WORK INSTRUCTIONS: Lines holding the string "with" are the ones to copy; find them all in the data.
↓
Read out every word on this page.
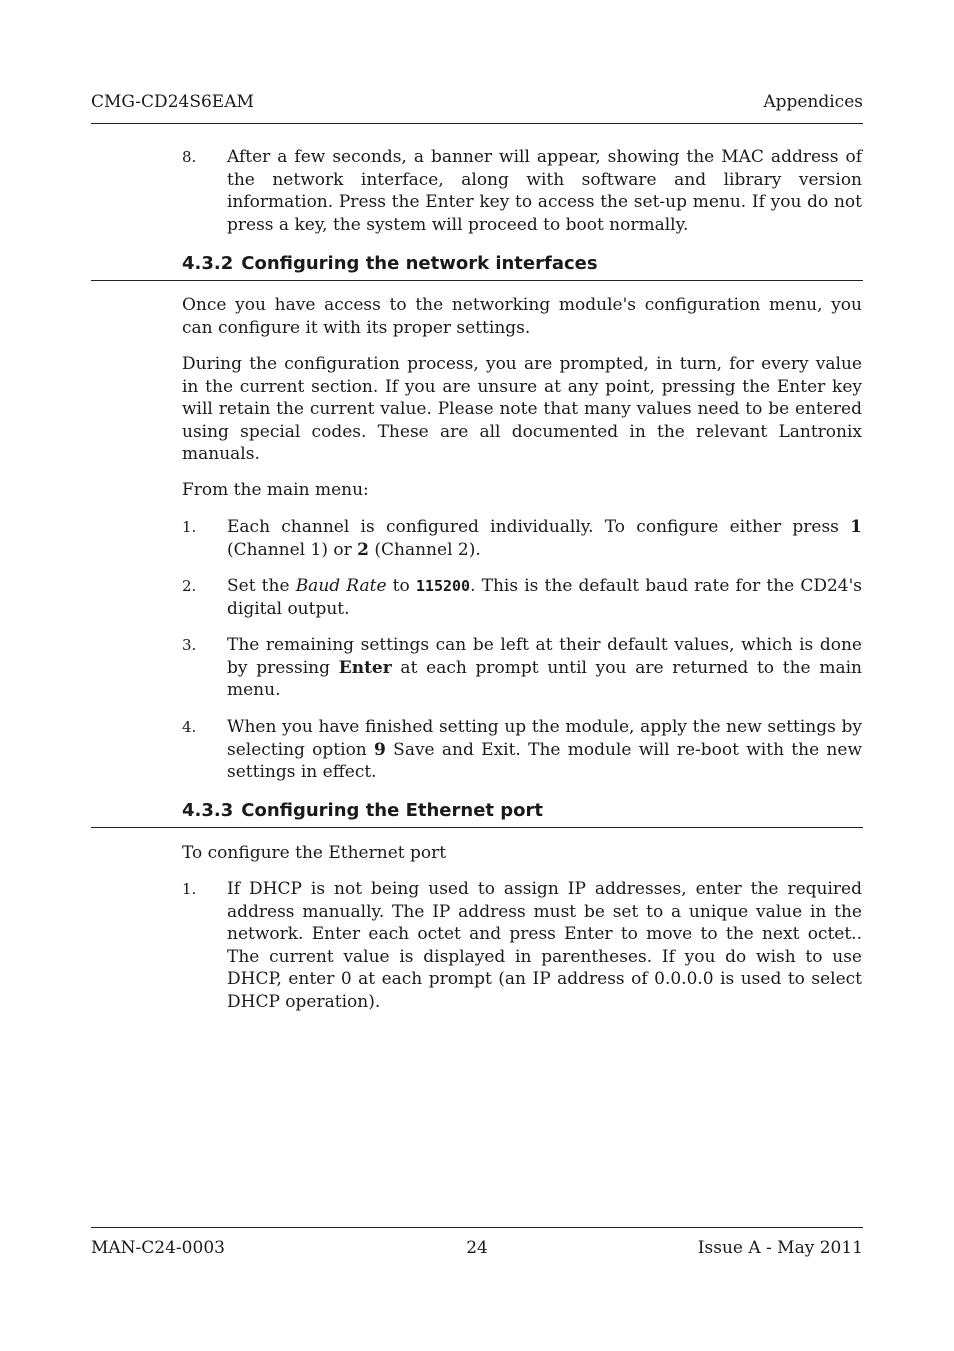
CMG-CD24S6EAM	Appendices
8. After a few seconds, a banner will appear, showing the MAC address of the network interface, along with software and library version information. Press the Enter key to access the set-up menu. If you do not press a key, the system will proceed to boot normally.
4.3.2 Configuring the network interfaces
Once you have access to the networking module's configuration menu, you can configure it with its proper settings.
During the configuration process, you are prompted, in turn, for every value in the current section. If you are unsure at any point, pressing the Enter key will retain the current value. Please note that many values need to be entered using special codes. These are all documented in the relevant Lantronix manuals.
From the main menu:
1. Each channel is configured individually. To configure either press 1 (Channel 1) or 2 (Channel 2).
2. Set the Baud Rate to 115200. This is the default baud rate for the CD24's digital output.
3. The remaining settings can be left at their default values, which is done by pressing Enter at each prompt until you are returned to the main menu.
4. When you have finished setting up the module, apply the new settings by selecting option 9 Save and Exit. The module will re-boot with the new settings in effect.
4.3.3 Configuring the Ethernet port
To configure the Ethernet port
1. If DHCP is not being used to assign IP addresses, enter the required address manually. The IP address must be set to a unique value in the network. Enter each octet and press Enter to move to the next octet.. The current value is displayed in parentheses. If you do wish to use DHCP, enter 0 at each prompt (an IP address of 0.0.0.0 is used to select DHCP operation).
MAN-C24-0003	24	Issue A - May 2011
↑
FULL SOLUTION:
8. After a few seconds, a banner will appear, showing the MAC address of the network interface, along with software and library version information. Press the Enter key to access the set-up menu. If you do not press a key, the system will proceed to boot normally.
Once you have access to the networking module's configuration menu, you can configure it with its proper settings.
4. When you have finished setting up the module, apply the new settings by selecting option 9 Save and Exit. The module will re-boot with the new settings in effect.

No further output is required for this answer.